__DATA SHOWN__
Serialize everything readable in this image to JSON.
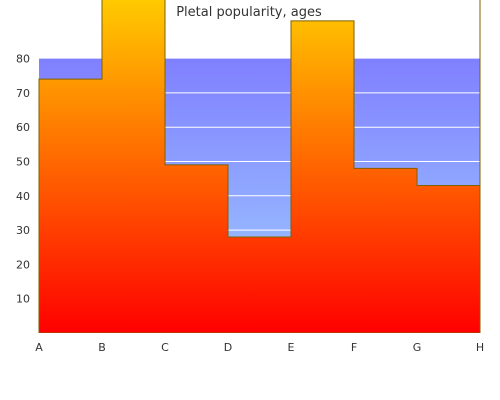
{
  "chart_data": {
    "type": "area",
    "title": "Pletal popularity, ages",
    "xlabel": "",
    "ylabel": "",
    "categories": [
      "A",
      "B",
      "C",
      "D",
      "E",
      "F",
      "G",
      "H"
    ],
    "series": [
      {
        "values": [
          74,
          100,
          49,
          28,
          91,
          48,
          43,
          100
        ],
        "style": "step"
      }
    ],
    "y_ticks": [
      10,
      20,
      30,
      40,
      50,
      60,
      70,
      80
    ],
    "ylim": [
      0,
      80
    ],
    "grid": true,
    "legend": "none",
    "colors": {
      "background_top": "#8080ff",
      "background_bottom": "#a0d0ff",
      "fill_top": "#ffd000",
      "fill_bottom": "#ff0000",
      "stroke": "#806000",
      "grid": "#ffffff",
      "axis": "#333333"
    }
  }
}
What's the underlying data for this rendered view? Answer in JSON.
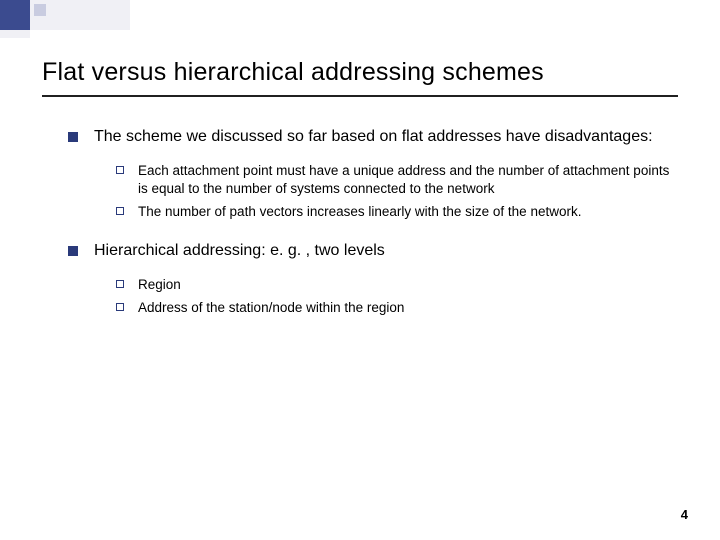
{
  "title": "Flat versus hierarchical addressing schemes",
  "points": [
    {
      "text": "The scheme we discussed so far based on flat addresses have disadvantages:",
      "sub": [
        "Each attachment point must have a unique address and the number of attachment points is equal to the number of systems connected to the network",
        "The number of path vectors increases linearly with the size of the network."
      ]
    },
    {
      "text": "Hierarchical addressing:  e. g. , two levels",
      "sub": [
        "Region",
        "Address of the station/node within the region"
      ]
    }
  ],
  "page_number": "4",
  "colors": {
    "bullet_primary": "#2a3a7a",
    "deco_dark": "#3b4b8f",
    "deco_light": "#c9cce0"
  }
}
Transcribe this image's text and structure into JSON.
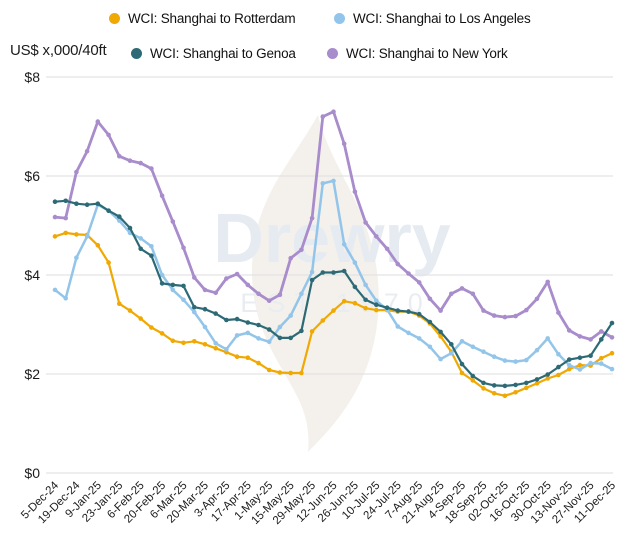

__WRITTEN PROBLEM__
Pictures don't belong in the copy. Restate all the entries exactly.

__REPLY__
Serialize everything readable in this image to JSON.
{
  "chart_data": {
    "type": "area",
    "title": "Pletal popularity, ages",
    "xlabel": "",
    "ylabel": "",
    "categories": [
      "A",
      "B",
      "C",
      "D",
      "E",
      "F",
      "G",
      "H"
    ],
    "series": [
      {
        "values": [
          74,
          100,
          49,
          28,
          91,
          48,
          43,
          100
        ],
        "style": "step"
      }
    ],
    "y_ticks": [
      10,
      20,
      30,
      40,
      50,
      60,
      70,
      80
    ],
    "ylim": [
      0,
      80
    ],
    "grid": true,
    "legend": "none",
    "colors": {
      "background_top": "#8080ff",
      "background_bottom": "#a0d0ff",
      "fill_top": "#ffd000",
      "fill_bottom": "#ff0000",
      "stroke": "#806000",
      "grid": "#ffffff",
      "axis": "#333333"
    }
  }
}
What's the underlying data for this rendered view? Answer in JSON.
{
  "title": "Flat versus hierarchical addressing schemes",
  "points": [
    {
      "text": "The scheme we discussed so far based on flat addresses have disadvantages:",
      "sub": [
        "Each attachment point must have a unique address and the number of attachment points is equal to the number of systems connected to the network",
        "The number of path vectors increases linearly with the size of the network."
      ]
    },
    {
      "text": "Hierarchical addressing:  e. g. , two levels",
      "sub": [
        "Region",
        "Address of the station/node within the region"
      ]
    }
  ],
  "page_number": "4",
  "colors": {
    "bullet_primary": "#2a3a7a",
    "deco_dark": "#3b4b8f",
    "deco_light": "#c9cce0"
  }
}
Transcribe this image's text and structure into JSON.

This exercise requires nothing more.